Data supplied.
▽
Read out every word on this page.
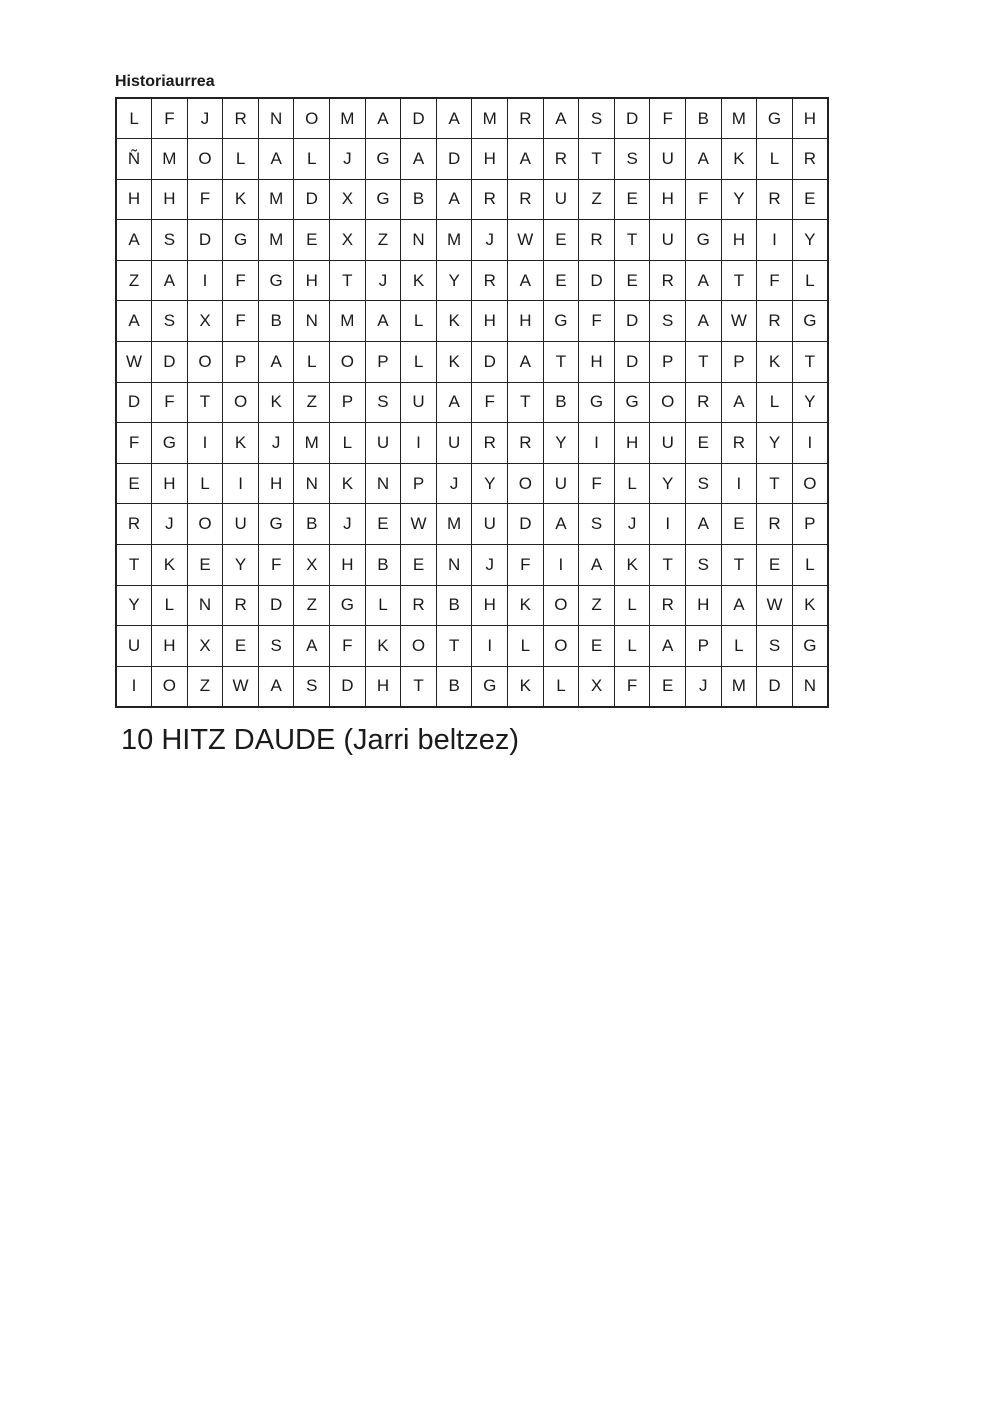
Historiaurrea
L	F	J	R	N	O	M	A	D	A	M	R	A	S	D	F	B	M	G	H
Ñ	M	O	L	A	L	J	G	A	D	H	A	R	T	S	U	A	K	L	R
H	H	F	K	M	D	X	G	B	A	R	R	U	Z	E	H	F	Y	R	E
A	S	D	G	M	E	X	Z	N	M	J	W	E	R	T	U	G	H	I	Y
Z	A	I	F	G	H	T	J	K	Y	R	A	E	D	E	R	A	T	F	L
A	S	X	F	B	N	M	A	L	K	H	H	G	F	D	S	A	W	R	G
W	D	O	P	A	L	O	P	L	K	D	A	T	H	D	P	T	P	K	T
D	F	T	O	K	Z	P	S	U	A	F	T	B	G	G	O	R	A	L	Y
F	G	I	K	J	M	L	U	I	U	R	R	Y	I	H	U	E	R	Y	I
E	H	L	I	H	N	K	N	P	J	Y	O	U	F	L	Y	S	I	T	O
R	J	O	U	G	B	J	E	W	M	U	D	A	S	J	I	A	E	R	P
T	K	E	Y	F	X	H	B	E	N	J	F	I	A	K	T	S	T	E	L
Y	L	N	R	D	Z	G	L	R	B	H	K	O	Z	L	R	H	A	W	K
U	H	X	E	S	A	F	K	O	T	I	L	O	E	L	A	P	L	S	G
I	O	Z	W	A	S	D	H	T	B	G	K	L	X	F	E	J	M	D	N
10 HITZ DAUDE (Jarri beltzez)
△
▽
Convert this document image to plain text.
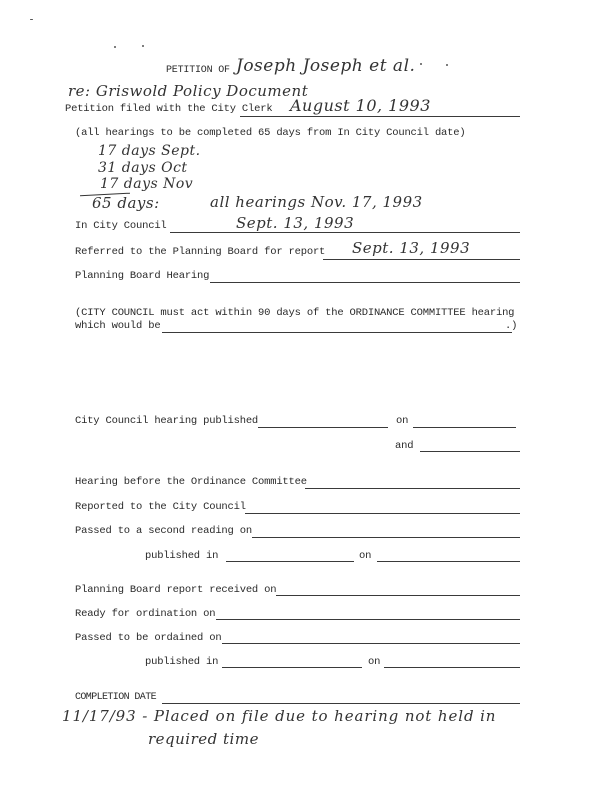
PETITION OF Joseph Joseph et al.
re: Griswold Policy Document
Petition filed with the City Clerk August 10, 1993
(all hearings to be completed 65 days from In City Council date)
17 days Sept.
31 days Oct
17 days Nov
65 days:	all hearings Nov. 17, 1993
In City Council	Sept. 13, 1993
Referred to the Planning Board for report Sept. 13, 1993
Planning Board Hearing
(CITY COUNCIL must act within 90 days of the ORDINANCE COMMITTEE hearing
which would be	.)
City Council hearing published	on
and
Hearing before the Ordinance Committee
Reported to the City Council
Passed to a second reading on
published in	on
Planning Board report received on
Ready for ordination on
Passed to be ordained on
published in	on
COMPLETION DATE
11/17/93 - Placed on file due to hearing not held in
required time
△
▽
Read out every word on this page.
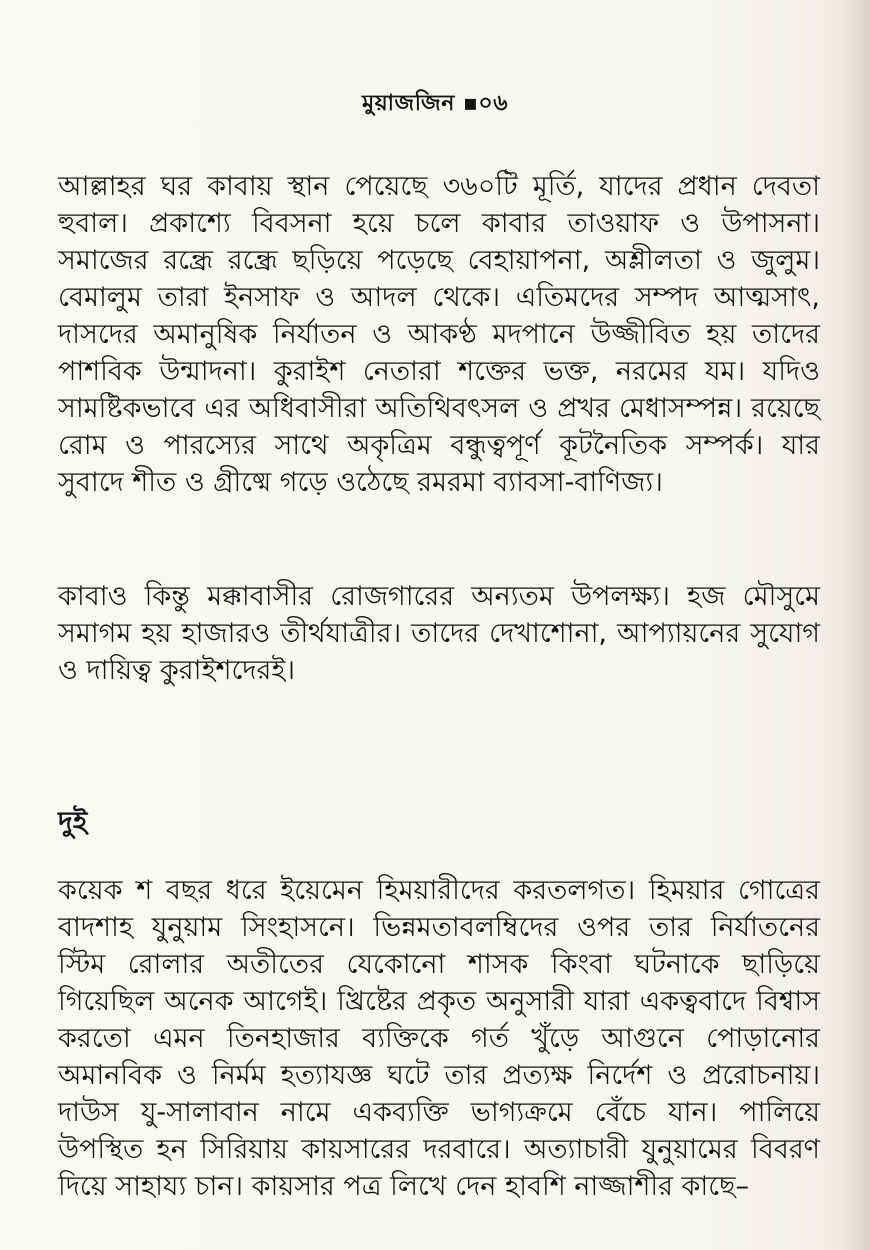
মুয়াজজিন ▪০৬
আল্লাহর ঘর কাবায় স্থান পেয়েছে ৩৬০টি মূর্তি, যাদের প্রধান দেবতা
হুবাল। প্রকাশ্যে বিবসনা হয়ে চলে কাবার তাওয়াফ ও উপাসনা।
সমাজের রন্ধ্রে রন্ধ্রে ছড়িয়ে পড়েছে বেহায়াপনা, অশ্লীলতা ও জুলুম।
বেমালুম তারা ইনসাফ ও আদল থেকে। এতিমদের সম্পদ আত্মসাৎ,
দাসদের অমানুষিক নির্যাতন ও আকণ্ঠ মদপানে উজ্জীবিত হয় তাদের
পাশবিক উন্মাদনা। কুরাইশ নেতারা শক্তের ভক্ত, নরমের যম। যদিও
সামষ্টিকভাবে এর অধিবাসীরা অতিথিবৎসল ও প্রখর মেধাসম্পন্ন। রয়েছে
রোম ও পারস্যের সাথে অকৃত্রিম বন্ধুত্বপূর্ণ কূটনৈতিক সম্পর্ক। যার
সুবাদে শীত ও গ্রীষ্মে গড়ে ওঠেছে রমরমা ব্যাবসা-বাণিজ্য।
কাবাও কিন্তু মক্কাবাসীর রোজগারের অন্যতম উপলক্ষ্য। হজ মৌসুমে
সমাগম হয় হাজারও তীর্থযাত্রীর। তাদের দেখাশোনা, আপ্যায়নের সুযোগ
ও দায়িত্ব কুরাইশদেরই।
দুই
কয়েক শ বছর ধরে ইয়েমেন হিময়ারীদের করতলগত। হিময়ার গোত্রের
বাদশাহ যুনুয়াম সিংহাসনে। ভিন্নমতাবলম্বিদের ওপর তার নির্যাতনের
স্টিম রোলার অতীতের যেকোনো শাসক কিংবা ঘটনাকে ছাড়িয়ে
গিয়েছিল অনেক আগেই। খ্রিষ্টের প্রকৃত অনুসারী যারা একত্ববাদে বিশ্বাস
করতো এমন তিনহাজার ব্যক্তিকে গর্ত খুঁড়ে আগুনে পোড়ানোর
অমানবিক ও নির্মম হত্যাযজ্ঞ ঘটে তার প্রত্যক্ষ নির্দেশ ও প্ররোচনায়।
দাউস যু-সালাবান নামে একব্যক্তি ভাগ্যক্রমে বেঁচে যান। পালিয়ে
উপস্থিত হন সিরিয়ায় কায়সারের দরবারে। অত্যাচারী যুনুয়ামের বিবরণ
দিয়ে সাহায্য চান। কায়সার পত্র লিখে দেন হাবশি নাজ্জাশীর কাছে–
△
Task. Extract, from the listing above, every line where the string "Sept" occurs.

Result of the exercise.
17 days Sept.
In City Council	Sept. 13, 1993
Referred to the Planning Board for report Sept. 13, 1993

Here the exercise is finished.